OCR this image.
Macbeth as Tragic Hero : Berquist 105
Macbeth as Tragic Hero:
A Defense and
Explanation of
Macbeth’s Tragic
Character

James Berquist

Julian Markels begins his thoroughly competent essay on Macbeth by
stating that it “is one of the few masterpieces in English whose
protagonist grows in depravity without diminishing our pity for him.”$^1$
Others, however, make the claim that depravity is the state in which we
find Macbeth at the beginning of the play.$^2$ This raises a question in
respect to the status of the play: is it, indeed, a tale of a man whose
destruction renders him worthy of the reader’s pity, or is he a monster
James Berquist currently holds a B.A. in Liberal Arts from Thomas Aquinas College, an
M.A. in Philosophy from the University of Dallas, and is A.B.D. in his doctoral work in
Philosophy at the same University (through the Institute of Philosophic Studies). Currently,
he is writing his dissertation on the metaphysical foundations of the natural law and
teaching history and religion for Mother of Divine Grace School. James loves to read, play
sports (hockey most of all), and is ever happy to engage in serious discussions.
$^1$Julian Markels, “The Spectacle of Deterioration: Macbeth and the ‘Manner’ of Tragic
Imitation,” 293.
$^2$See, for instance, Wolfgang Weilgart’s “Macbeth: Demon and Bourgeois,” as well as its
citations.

> [WRITTEN TASK]:
Go through the data above and find the lines with the word "Philosophy". Copy each of those lines.

> [THE RESULT]:
M.A. in Philosophy from the University of Dallas, and is A.B.D. in his doctoral work in
Philosophy at the same University (through the Institute of Philosophic Studies). Currently,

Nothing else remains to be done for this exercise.